## EXCERPT

-- BEGIN --

Being far from our family is never a best choice, but it’s sometimes better than staying closer to them and getting less thing for life.
That’s the reason why people prefer to live separately, earn money, earn knowledge, and they expect nothing, except, at the end, use both for the sake of the family they left behind.
That’s also the reason why I decided to leave home, stay this far, just dreaming that I will do something better after I complete my journey.
Leaving home is not easy, even harder if you are a girl, decide to leave and stay alone, far from family, far from their ‘protection’.
Technology indeed a best partner for every ‘aloner’ because we can keep connecting with our family, anytime.
I can talk to my mom every time.
I can chat with my brother all days.
I can do everything with them.
Less thing is, it lacks of presence.
It feels like, it’s here, but it’s far.
I have been away for such a long time.
I started living separately from my family when I entered my Junior High.
I started my first ‘real’ journey on 2009, and continue traveling since then.
The hardest part was 2011 when I decided to ‘make a living’ in other place.
Will have my own house, yet not replacing my ‘home’.
Being far, is never a real choice I ever wanted, if there were a better things there.
But I have to deal with the reality that, those better things are here, in the further place, in the place where I can’t see my home from.
Being far, is never easy.
I once came back, and realize that leaving feels harder than before.
It always feels that way.
Leaving is always hard.
It’s never getting easier when we thing we get used to it.
Being far, is even harder, because you know you will miss many things.
There will be many moments that you are not there.
You will just get the share, the videos, pictures, and the story.
Could this replace the real feel of being there? It could absolutely not.
Many of my friends here, feel the same, I guess.
Many things are celebrated while we are away.
My first Ramadhan of being away, was 2009 when I had my summer school.
I did my Ramadhan, Ifthar, Ied’ Fithr, with no family.
I couldn’t hug my family before Ramadhan, I just made a skype call instead.
I couldn’t eat what my family cooked for ifthar, I just got some pictures of them.
I was not there on Ied’ when all people gather in our masjid, I was in other place, getting on and off many trains, to reach masjid and prayed Ied’.
My second, third, and next Ramadhan of being away is always here in Sapporo.
Again, I am doing my whole things about Ramadhan, Ied’ Fithr and Ied’ Adha here, without my family.
The good things is, it is all about celebration and having a good moment.
Even when we are far from each other, it’s a happy moment.
We can share laughters, love, happiness and smile by phone call or internet, and I can also share with other friends who also celebrate these moments.

-- END --

## DATASET EXTRACT
-- BEGIN --

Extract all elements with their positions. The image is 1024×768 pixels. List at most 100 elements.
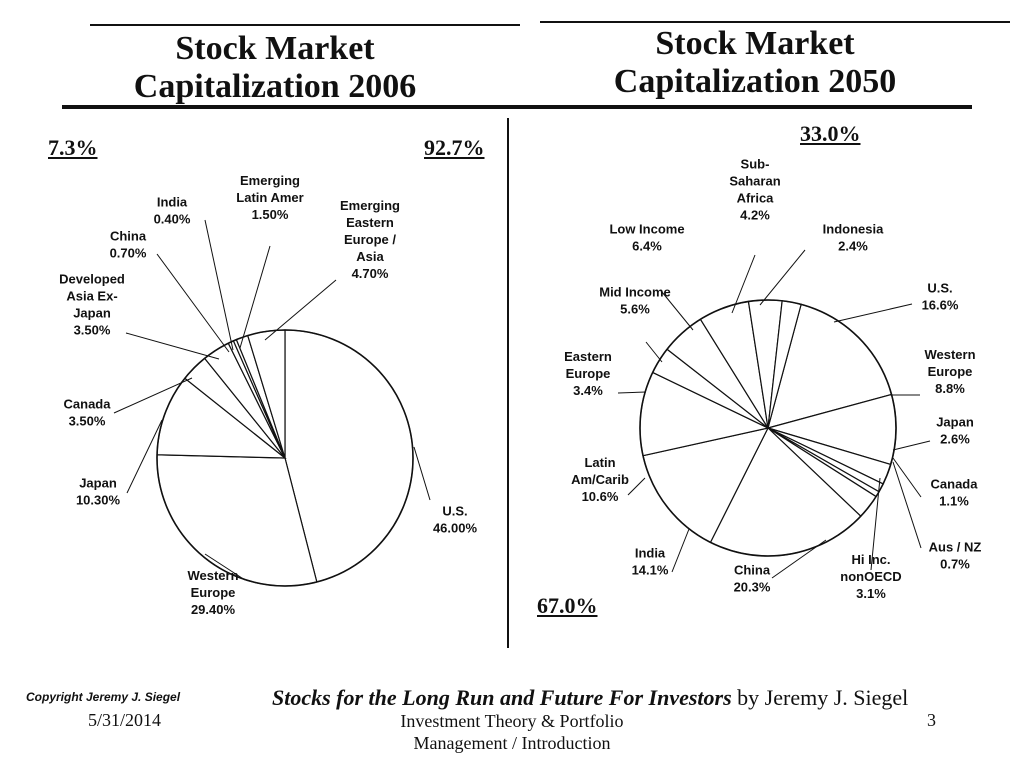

-- END --

## JOBS
a) Transcribe the passage of the essay starting with "It’s never getting" and going on through "could absolutely not.".
b) List the things that, according to the essay, can be shared by phone call or internet.
c) According to the essay, in which city did the writer spend the second, third, and later Ramadhan away from family?
The listing above is separate material, unrelated to the essay.

## COMPLETED EXERCISE
a)
It’s never getting easier when we thing we get used to it.
Being far, is even harder, because you know you will miss many things.
There will be many moments that you are not there.
You will just get the share, the videos, pictures, and the story.
Could this replace the real feel of being there? It could absolutely not.

b)
- laughters
- love
- happiness
- smile

c) Sapporo